Below is a set of records; print all of them exactly as written.

Stored records:
──────
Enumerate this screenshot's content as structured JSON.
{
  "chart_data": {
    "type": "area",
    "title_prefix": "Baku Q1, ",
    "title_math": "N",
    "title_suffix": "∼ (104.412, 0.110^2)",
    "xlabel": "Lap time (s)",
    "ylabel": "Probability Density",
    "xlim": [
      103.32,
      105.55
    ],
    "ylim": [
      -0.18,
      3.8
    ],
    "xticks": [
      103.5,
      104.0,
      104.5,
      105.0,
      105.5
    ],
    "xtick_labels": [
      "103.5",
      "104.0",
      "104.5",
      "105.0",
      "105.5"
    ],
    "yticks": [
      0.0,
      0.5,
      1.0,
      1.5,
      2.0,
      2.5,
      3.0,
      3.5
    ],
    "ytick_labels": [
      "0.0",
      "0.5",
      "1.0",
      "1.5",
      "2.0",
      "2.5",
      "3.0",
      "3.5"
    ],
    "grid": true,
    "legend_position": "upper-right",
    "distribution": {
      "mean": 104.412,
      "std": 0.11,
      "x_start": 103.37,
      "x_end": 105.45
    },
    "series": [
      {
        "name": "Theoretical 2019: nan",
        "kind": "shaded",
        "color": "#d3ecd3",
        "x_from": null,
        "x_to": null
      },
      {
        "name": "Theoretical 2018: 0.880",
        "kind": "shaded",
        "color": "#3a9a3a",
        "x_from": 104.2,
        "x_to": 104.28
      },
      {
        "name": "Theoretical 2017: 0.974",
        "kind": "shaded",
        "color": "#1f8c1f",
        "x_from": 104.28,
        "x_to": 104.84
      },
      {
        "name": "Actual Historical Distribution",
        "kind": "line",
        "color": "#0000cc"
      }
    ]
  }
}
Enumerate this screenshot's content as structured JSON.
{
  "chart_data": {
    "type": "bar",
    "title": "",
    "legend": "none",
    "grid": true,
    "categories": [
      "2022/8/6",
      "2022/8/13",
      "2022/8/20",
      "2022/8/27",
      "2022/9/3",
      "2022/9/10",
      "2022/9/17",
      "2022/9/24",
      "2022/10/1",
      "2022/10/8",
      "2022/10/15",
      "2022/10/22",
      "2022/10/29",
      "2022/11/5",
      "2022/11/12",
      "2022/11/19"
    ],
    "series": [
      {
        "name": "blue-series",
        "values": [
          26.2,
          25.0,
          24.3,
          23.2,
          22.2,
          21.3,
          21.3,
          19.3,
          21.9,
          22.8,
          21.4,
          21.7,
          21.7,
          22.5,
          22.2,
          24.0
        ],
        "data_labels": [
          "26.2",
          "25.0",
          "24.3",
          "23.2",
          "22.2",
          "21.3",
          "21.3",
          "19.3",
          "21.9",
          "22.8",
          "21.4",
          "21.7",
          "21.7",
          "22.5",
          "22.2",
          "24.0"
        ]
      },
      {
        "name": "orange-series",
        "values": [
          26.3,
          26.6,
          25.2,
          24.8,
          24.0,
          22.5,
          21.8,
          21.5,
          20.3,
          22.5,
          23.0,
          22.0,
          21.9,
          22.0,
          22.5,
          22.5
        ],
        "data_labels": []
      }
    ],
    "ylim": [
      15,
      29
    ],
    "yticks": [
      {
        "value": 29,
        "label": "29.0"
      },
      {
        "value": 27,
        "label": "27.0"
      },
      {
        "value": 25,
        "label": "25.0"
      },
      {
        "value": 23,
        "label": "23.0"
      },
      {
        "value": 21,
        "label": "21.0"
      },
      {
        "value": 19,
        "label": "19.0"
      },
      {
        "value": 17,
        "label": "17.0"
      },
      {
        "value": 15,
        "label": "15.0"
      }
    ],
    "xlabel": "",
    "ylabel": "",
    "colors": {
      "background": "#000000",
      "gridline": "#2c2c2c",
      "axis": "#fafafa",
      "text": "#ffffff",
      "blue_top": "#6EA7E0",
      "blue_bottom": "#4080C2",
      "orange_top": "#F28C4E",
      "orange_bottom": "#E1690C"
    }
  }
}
──────
**COMPLETED EXERCISE**
Enumerate this screenshot's content as structured JSON.
{
  "chart_data": {
    "type": "area",
    "title_prefix": "Baku Q1, ",
    "title_math": "N",
    "title_suffix": "∼ (104.412, 0.110^2)",
    "xlabel": "Lap time (s)",
    "ylabel": "Probability Density",
    "xlim": [
      103.32,
      105.55
    ],
    "ylim": [
      -0.18,
      3.8
    ],
    "xticks": [
      103.5,
      104.0,
      104.5,
      105.0,
      105.5
    ],
    "xtick_labels": [
      "103.5",
      "104.0",
      "104.5",
      "105.0",
      "105.5"
    ],
    "yticks": [
      0.0,
      0.5,
      1.0,
      1.5,
      2.0,
      2.5,
      3.0,
      3.5
    ],
    "ytick_labels": [
      "0.0",
      "0.5",
      "1.0",
      "1.5",
      "2.0",
      "2.5",
      "3.0",
      "3.5"
    ],
    "grid": true,
    "legend_position": "upper-right",
    "distribution": {
      "mean": 104.412,
      "std": 0.11,
      "x_start": 103.37,
      "x_end": 105.45
    },
    "series": [
      {
        "name": "Theoretical 2019: nan",
        "kind": "shaded",
        "color": "#d3ecd3",
        "x_from": null,
        "x_to": null
      },
      {
        "name": "Theoretical 2018: 0.880",
        "kind": "shaded",
        "color": "#3a9a3a",
        "x_from": 104.2,
        "x_to": 104.28
      },
      {
        "name": "Theoretical 2017: 0.974",
        "kind": "shaded",
        "color": "#1f8c1f",
        "x_from": 104.28,
        "x_to": 104.84
      },
      {
        "name": "Actual Historical Distribution",
        "kind": "line",
        "color": "#0000cc"
      }
    ]
  }
}
Enumerate this screenshot's content as structured JSON.
{
  "chart_data": {
    "type": "bar",
    "title": "",
    "legend": "none",
    "grid": true,
    "categories": [
      "2022/8/6",
      "2022/8/13",
      "2022/8/20",
      "2022/8/27",
      "2022/9/3",
      "2022/9/10",
      "2022/9/17",
      "2022/9/24",
      "2022/10/1",
      "2022/10/8",
      "2022/10/15",
      "2022/10/22",
      "2022/10/29",
      "2022/11/5",
      "2022/11/12",
      "2022/11/19"
    ],
    "series": [
      {
        "name": "blue-series",
        "values": [
          26.2,
          25.0,
          24.3,
          23.2,
          22.2,
          21.3,
          21.3,
          19.3,
          21.9,
          22.8,
          21.4,
          21.7,
          21.7,
          22.5,
          22.2,
          24.0
        ],
        "data_labels": [
          "26.2",
          "25.0",
          "24.3",
          "23.2",
          "22.2",
          "21.3",
          "21.3",
          "19.3",
          "21.9",
          "22.8",
          "21.4",
          "21.7",
          "21.7",
          "22.5",
          "22.2",
          "24.0"
        ]
      },
      {
        "name": "orange-series",
        "values": [
          26.3,
          26.6,
          25.2,
          24.8,
          24.0,
          22.5,
          21.8,
          21.5,
          20.3,
          22.5,
          23.0,
          22.0,
          21.9,
          22.0,
          22.5,
          22.5
        ],
        "data_labels": []
      }
    ],
    "ylim": [
      15,
      29
    ],
    "yticks": [
      {
        "value": 29,
        "label": "29.0"
      },
      {
        "value": 27,
        "label": "27.0"
      },
      {
        "value": 25,
        "label": "25.0"
      },
      {
        "value": 23,
        "label": "23.0"
      },
      {
        "value": 21,
        "label": "21.0"
      },
      {
        "value": 19,
        "label": "19.0"
      },
      {
        "value": 17,
        "label": "17.0"
      },
      {
        "value": 15,
        "label": "15.0"
      }
    ],
    "xlabel": "",
    "ylabel": "",
    "colors": {
      "background": "#000000",
      "gridline": "#2c2c2c",
      "axis": "#fafafa",
      "text": "#ffffff",
      "blue_top": "#6EA7E0",
      "blue_bottom": "#4080C2",
      "orange_top": "#F28C4E",
      "orange_bottom": "#E1690C"
    }
  }
}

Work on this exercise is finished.